[Saved entries]
::::::
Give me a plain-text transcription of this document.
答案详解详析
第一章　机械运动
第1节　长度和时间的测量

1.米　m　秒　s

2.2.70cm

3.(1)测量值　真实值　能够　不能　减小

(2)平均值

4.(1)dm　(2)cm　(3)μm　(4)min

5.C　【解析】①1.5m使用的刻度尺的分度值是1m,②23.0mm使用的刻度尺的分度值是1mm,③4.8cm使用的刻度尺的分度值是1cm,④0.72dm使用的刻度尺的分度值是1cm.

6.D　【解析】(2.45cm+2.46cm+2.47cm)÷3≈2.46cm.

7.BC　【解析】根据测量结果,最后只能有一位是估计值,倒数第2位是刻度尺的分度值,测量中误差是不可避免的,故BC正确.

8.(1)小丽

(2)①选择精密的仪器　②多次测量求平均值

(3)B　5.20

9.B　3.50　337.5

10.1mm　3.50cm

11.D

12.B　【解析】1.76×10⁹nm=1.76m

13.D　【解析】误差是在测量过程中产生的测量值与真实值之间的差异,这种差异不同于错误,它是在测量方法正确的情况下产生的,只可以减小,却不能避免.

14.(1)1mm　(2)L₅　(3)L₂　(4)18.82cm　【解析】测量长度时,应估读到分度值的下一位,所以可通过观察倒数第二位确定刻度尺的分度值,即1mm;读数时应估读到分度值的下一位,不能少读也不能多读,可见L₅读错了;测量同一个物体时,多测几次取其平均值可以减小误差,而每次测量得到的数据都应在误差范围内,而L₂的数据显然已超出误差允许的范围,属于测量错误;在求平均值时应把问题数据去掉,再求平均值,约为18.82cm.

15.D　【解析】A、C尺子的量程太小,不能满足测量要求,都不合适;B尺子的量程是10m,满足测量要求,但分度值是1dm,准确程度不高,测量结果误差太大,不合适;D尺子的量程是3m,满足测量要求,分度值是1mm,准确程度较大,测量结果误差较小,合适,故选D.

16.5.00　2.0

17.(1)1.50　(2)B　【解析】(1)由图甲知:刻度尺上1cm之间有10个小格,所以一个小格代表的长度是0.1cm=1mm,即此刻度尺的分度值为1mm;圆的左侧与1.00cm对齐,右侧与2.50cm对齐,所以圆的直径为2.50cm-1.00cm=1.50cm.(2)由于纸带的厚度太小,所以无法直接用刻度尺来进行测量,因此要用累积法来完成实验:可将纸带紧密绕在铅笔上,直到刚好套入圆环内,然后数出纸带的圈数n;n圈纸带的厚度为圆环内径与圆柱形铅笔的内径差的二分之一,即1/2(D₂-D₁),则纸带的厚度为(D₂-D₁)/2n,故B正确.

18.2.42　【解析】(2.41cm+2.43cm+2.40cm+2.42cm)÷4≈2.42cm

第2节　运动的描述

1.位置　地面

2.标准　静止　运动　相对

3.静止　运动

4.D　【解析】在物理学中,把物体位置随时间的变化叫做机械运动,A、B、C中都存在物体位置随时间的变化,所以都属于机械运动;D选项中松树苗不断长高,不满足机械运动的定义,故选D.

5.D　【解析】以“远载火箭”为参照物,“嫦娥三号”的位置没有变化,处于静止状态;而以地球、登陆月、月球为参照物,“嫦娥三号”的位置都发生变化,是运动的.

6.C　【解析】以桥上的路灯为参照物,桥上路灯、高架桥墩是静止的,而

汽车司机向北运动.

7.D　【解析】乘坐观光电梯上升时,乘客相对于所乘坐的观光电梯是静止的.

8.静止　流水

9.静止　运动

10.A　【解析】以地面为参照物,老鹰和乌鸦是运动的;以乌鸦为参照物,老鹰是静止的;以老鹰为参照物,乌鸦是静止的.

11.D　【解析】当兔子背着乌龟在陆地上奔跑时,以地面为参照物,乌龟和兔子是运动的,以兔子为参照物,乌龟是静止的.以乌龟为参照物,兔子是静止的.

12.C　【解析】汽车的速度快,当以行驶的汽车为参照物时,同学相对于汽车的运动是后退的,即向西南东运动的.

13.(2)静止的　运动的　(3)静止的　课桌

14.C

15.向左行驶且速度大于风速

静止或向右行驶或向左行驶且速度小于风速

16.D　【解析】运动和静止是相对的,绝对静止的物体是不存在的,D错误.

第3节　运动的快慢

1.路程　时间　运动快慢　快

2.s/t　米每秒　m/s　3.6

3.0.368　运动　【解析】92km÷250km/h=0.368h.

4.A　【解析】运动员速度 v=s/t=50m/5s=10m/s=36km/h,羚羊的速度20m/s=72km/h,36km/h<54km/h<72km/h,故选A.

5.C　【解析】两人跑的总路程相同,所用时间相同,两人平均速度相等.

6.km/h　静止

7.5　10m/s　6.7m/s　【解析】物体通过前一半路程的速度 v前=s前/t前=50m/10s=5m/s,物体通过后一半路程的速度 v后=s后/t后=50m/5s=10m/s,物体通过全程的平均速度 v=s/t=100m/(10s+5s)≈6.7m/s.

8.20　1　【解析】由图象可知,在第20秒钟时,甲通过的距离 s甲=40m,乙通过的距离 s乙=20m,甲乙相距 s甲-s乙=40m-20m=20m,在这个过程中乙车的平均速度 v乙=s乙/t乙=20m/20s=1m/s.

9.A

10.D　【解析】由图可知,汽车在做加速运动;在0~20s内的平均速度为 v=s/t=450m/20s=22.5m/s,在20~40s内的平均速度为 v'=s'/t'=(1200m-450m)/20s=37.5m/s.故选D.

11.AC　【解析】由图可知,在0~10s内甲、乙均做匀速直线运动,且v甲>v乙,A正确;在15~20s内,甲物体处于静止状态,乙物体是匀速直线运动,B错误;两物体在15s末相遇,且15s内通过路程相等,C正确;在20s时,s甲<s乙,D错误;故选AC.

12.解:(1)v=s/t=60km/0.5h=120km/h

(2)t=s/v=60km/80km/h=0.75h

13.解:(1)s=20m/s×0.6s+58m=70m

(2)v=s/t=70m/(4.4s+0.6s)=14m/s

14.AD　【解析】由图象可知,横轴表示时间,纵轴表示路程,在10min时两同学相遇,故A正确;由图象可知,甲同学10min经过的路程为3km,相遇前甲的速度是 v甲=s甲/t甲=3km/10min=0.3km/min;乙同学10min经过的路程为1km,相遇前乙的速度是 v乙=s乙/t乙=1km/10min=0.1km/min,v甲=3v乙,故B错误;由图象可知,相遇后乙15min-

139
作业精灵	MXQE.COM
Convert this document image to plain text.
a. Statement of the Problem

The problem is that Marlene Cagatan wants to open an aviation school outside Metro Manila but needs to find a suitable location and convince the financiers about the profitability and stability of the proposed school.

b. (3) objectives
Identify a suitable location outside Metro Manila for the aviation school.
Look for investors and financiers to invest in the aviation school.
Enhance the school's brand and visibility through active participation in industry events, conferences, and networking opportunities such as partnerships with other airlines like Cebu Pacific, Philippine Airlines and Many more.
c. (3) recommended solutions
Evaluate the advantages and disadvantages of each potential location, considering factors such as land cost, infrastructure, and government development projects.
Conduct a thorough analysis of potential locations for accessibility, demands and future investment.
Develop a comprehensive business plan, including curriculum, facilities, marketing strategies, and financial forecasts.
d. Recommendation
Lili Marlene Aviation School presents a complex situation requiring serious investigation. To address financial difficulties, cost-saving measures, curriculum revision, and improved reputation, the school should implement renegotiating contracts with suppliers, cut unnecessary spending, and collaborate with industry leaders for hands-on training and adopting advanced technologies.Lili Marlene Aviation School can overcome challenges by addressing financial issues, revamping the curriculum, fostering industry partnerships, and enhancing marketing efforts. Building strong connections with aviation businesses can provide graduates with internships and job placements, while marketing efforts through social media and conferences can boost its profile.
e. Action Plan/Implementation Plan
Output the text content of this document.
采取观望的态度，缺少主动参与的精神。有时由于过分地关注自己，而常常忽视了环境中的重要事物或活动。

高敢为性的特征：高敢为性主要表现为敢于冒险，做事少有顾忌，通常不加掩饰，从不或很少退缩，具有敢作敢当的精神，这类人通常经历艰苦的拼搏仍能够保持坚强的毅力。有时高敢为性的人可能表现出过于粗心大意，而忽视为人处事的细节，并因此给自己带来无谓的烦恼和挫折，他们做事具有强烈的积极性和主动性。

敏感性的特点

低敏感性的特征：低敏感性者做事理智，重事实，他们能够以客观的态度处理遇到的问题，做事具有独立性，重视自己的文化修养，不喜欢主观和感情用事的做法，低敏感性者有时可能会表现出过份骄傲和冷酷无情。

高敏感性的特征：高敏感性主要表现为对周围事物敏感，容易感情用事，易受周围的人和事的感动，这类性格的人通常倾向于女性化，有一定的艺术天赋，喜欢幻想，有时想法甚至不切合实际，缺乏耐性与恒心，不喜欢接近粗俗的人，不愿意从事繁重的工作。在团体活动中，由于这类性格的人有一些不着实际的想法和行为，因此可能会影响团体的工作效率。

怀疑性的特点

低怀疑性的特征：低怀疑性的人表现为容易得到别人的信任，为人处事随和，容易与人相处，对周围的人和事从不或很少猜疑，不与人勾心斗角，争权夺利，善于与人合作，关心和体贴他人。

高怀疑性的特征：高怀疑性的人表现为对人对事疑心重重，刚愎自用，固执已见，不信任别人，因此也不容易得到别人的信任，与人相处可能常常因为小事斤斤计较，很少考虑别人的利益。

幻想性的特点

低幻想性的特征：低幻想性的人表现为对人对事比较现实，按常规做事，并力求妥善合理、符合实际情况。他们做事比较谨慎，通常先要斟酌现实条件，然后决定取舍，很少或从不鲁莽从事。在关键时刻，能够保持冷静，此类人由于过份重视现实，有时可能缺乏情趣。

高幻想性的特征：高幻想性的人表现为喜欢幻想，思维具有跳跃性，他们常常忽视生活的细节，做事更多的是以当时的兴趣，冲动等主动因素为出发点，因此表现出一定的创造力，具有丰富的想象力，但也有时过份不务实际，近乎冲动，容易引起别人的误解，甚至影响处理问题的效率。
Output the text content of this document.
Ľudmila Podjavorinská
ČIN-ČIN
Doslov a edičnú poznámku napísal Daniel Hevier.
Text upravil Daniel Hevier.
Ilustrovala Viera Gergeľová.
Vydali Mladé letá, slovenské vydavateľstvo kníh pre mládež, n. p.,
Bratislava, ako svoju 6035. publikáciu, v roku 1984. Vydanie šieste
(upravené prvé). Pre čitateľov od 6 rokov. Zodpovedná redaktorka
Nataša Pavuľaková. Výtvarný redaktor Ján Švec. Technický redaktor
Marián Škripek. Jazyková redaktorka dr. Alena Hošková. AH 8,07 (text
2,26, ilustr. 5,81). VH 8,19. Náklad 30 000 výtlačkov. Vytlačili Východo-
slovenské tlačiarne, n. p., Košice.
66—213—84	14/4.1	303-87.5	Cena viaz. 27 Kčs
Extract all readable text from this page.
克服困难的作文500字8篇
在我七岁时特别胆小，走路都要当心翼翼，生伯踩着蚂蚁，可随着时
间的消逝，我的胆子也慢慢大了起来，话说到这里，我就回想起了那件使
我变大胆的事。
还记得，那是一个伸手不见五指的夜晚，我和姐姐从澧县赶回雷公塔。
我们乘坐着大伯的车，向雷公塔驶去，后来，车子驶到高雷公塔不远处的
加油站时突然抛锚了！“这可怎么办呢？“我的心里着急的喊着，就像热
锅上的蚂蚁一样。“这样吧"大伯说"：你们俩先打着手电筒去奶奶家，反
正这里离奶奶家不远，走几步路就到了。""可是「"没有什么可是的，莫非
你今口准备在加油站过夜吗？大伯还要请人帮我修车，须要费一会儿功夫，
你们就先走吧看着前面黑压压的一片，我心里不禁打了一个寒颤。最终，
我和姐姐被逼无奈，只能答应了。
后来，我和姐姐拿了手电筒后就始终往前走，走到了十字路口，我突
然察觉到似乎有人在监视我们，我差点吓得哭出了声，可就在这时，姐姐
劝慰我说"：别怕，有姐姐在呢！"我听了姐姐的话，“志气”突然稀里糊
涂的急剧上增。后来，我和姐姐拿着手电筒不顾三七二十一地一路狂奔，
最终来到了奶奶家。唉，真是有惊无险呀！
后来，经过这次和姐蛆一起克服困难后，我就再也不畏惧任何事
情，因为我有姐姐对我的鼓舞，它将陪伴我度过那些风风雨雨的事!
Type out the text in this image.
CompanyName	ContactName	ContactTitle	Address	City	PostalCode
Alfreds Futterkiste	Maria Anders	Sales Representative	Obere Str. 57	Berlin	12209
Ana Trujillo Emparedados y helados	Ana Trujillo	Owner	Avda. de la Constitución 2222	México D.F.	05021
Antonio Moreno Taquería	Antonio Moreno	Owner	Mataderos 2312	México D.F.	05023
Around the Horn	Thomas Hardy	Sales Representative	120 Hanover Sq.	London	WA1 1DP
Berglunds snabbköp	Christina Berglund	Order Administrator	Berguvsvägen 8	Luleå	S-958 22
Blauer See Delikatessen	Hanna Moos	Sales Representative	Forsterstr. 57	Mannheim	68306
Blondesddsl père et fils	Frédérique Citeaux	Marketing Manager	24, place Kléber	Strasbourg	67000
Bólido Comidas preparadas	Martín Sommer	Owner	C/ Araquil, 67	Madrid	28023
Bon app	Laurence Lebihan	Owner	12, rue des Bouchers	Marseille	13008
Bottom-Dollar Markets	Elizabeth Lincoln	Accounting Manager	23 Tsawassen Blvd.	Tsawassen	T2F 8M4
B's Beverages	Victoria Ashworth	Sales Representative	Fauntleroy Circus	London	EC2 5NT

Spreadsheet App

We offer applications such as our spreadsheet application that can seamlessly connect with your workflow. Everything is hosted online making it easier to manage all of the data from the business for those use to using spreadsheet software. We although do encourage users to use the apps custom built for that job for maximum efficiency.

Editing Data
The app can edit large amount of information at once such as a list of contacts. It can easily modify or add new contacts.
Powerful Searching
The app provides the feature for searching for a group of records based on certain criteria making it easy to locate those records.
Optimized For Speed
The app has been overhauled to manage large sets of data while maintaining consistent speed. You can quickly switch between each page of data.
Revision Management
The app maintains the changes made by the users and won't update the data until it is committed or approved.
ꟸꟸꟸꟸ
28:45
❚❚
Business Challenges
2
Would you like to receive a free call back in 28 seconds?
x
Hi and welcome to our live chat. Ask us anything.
::::::
## Task to carry out
Each line with the string "以地面为参照物" in it needs to be found and copied.

## Problem solution
10.A　【解析】以地面为参照物,老鹰和乌鸦是运动的;以乌鸦为参照物,老鹰是静止的;以老鹰为参照物,乌鸦是静止的.
11.D　【解析】当兔子背着乌龟在陆地上奔跑时,以地面为参照物,乌龟和兔子是运动的,以兔子为参照物,乌龟是静止的.以乌龟为参照物,兔子是静止的.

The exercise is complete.